Extracted data entries
>> Start
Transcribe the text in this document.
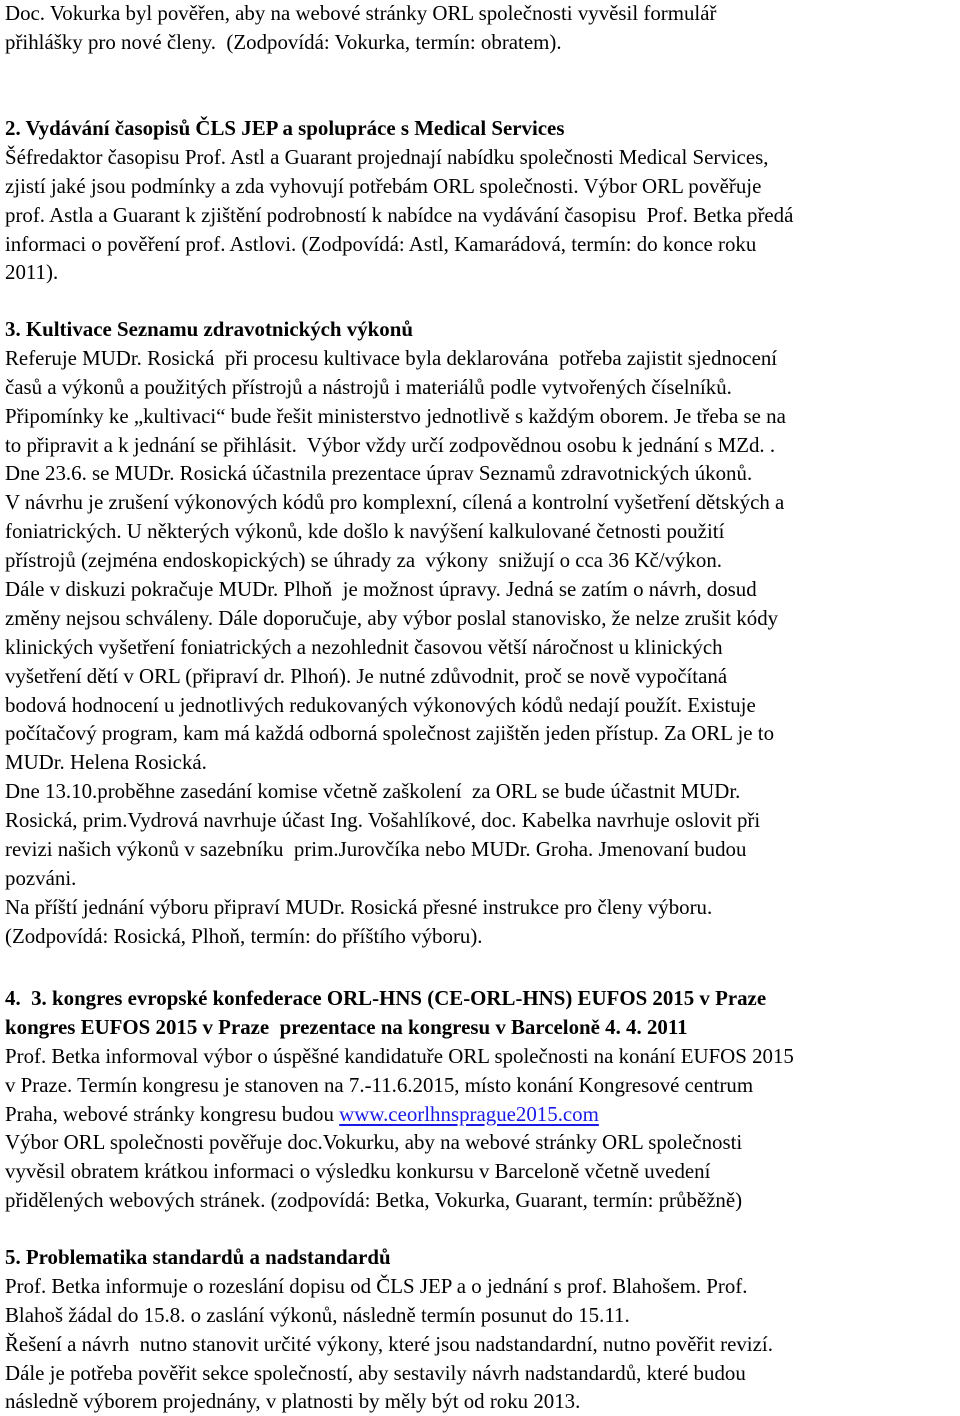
Doc. Vokurka byl pověřen, aby na webové stránky ORL společnosti vyvěsil formulář
přihlášky pro nové členy.  (Zodpovídá: Vokurka, termín: obratem).
2. Vydávání časopisů ČLS JEP a spolupráce s Medical Services
Šéfredaktor časopisu Prof. Astl a Guarant projednají nabídku společnosti Medical Services,
zjistí jaké jsou podmínky a zda vyhovují potřebám ORL společnosti. Výbor ORL pověřuje
prof. Astla a Guarant k zjištění podrobností k nabídce na vydávání časopisu  Prof. Betka předá
informaci o pověření prof. Astlovi. (Zodpovídá: Astl, Kamarádová, termín: do konce roku
2011).
3. Kultivace Seznamu zdravotnických výkonů
Referuje MUDr. Rosická  při procesu kultivace byla deklarována  potřeba zajistit sjednocení
časů a výkonů a použitých přístrojů a nástrojů i materiálů podle vytvořených číselníků.
Připomínky ke „kultivaci“ bude řešit ministerstvo jednotlivě s každým oborem. Je třeba se na
to připravit a k jednání se přihlásit.  Výbor vždy určí zodpovědnou osobu k jednání s MZd. .
Dne 23.6. se MUDr. Rosická účastnila prezentace úprav Seznamů zdravotnických úkonů.
V návrhu je zrušení výkonových kódů pro komplexní, cílená a kontrolní vyšetření dětských a
foniatrických. U některých výkonů, kde došlo k navýšení kalkulované četnosti použití
přístrojů (zejména endoskopických) se úhrady za  výkony  snižují o cca 36 Kč/výkon.
Dále v diskuzi pokračuje MUDr. Plhoň  je možnost úpravy. Jedná se zatím o návrh, dosud
změny nejsou schváleny. Dále doporučuje, aby výbor poslal stanovisko, že nelze zrušit kódy
klinických vyšetření foniatrických a nezohlednit časovou větší náročnost u klinických
vyšetření dětí v ORL (připraví dr. Plhoń). Je nutné zdůvodnit, proč se nově vypočítaná
bodová hodnocení u jednotlivých redukovaných výkonových kódů nedají použít. Existuje
počítačový program, kam má každá odborná společnost zajištěn jeden přístup. Za ORL je to
MUDr. Helena Rosická.
Dne 13.10.proběhne zasedání komise včetně zaškolení  za ORL se bude účastnit MUDr.
Rosická, prim.Vydrová navrhuje účast Ing. Vošahlíkové, doc. Kabelka navrhuje oslovit při
revizi našich výkonů v sazebníku  prim.Jurovčíka nebo MUDr. Groha. Jmenovaní budou
pozváni.
Na příští jednání výboru připraví MUDr. Rosická přesné instrukce pro členy výboru.
(Zodpovídá: Rosická, Plhoň, termín: do příštího výboru).
4.  3. kongres evropské konfederace ORL-HNS (CE-ORL-HNS) EUFOS 2015 v Praze
kongres EUFOS 2015 v Praze  prezentace na kongresu v Barceloně 4. 4. 2011
Prof. Betka informoval výbor o úspěšné kandidatuře ORL společnosti na konání EUFOS 2015
v Praze. Termín kongresu je stanoven na 7.-11.6.2015, místo konání Kongresové centrum
Praha, webové stránky kongresu budou www.ceorlhnsprague2015.com
Výbor ORL společnosti pověřuje doc.Vokurku, aby na webové stránky ORL společnosti
vyvěsil obratem krátkou informaci o výsledku konkursu v Barceloně včetně uvedení
přidělených webových stránek. (zodpovídá: Betka, Vokurka, Guarant, termín: průběžně)
5. Problematika standardů a nadstandardů
Prof. Betka informuje o rozeslání dopisu od ČLS JEP a o jednání s prof. Blahošem. Prof.
Blahoš žádal do 15.8. o zaslání výkonů, následně termín posunut do 15.11.
Řešení a návrh  nutno stanovit určité výkony, které jsou nadstandardní, nutno pověřit revizí.
Dále je potřeba pověřit sekce společností, aby sestavily návrh nadstandardů, které budou
následně výborem projednány, v platnosti by měly být od roku 2013.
>> End
* [REQUIREMENT]:
Return only the count of lines in the records that hold the word "pověřuje".

* [SOLVED PROBLEM]:
2